### The request
Rewrite the material from its beginning through the line containing "series-start-point xyxy=(529,221,534,226)", inclusive, with "series-label" changed to "line-label" and nothing else altered.
— START Dataset content —
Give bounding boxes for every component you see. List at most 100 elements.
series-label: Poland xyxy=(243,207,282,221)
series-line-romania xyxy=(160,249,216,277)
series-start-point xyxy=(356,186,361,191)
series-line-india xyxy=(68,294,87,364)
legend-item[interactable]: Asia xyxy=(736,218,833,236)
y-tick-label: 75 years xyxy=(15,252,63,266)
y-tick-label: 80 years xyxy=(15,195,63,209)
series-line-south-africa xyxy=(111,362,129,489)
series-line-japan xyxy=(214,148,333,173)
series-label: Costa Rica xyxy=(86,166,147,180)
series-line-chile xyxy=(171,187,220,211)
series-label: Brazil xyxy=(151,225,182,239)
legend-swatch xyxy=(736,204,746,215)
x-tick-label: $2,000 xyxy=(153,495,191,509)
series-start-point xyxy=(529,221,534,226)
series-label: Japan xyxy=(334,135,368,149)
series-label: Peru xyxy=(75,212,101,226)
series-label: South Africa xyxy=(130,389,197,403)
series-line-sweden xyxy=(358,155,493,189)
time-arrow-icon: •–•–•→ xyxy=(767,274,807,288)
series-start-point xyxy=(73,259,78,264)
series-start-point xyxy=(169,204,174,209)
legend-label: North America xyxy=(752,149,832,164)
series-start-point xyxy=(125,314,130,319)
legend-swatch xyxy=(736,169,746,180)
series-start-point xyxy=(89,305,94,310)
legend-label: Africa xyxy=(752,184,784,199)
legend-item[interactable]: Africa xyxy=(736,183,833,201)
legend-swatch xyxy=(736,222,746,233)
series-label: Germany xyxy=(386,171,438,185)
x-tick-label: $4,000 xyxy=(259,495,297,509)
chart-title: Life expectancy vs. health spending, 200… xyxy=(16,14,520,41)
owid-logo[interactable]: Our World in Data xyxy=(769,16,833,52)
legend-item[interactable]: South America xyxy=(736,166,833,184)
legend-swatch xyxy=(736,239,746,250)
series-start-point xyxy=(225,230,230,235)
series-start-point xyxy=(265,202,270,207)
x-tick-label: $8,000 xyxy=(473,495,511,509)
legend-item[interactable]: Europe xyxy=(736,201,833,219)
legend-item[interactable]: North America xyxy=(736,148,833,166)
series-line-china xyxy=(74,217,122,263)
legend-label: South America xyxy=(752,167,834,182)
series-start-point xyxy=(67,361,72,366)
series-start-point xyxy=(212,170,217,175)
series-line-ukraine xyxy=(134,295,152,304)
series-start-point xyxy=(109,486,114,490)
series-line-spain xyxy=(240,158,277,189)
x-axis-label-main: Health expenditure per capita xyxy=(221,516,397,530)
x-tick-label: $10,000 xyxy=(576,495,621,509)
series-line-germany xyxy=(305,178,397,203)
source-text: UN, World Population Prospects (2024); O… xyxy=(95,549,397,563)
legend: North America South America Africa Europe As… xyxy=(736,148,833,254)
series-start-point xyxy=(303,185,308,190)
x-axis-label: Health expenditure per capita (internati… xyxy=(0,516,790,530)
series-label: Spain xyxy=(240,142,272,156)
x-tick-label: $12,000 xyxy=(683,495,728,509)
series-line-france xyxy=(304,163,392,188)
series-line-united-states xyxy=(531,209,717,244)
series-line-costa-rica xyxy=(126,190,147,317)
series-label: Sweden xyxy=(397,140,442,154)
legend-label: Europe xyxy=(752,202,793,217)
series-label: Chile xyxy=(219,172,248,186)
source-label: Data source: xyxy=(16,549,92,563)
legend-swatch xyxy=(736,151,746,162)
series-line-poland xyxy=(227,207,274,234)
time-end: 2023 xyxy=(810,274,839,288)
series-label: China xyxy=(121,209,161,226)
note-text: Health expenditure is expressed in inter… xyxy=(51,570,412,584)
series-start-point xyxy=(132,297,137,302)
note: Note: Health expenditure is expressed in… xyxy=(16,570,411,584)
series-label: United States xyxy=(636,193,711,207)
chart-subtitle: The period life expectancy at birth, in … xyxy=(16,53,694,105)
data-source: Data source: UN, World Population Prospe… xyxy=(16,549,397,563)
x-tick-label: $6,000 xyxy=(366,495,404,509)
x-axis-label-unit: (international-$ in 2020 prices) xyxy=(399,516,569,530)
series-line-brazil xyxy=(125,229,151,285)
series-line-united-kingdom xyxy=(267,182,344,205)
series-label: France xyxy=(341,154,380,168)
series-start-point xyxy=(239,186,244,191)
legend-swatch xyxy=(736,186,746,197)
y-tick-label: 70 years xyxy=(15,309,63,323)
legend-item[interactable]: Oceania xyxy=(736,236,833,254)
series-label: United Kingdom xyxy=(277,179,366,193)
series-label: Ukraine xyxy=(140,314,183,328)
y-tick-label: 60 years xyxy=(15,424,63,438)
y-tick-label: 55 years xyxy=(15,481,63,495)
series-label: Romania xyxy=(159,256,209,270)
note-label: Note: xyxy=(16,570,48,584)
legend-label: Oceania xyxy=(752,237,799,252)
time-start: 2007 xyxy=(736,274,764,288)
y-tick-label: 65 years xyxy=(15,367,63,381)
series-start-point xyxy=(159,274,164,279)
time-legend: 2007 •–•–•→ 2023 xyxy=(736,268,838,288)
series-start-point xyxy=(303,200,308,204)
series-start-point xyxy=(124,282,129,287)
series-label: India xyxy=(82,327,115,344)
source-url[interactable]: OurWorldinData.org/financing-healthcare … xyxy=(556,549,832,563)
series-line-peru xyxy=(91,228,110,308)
— END Dataset content —
### Completed exercise
Give bounding boxes for every component you see. List at most 100 elements.
line-label: Poland xyxy=(243,207,282,221)
series-line-romania xyxy=(160,249,216,277)
series-start-point xyxy=(356,186,361,191)
series-line-india xyxy=(68,294,87,364)
legend-item[interactable]: Asia xyxy=(736,218,833,236)
y-tick-label: 75 years xyxy=(15,252,63,266)
y-tick-label: 80 years xyxy=(15,195,63,209)
series-line-south-africa xyxy=(111,362,129,489)
series-line-japan xyxy=(214,148,333,173)
line-label: Costa Rica xyxy=(86,166,147,180)
series-line-chile xyxy=(171,187,220,211)
line-label: Brazil xyxy=(151,225,182,239)
legend-swatch xyxy=(736,204,746,215)
x-tick-label: $2,000 xyxy=(153,495,191,509)
series-start-point xyxy=(529,221,534,226)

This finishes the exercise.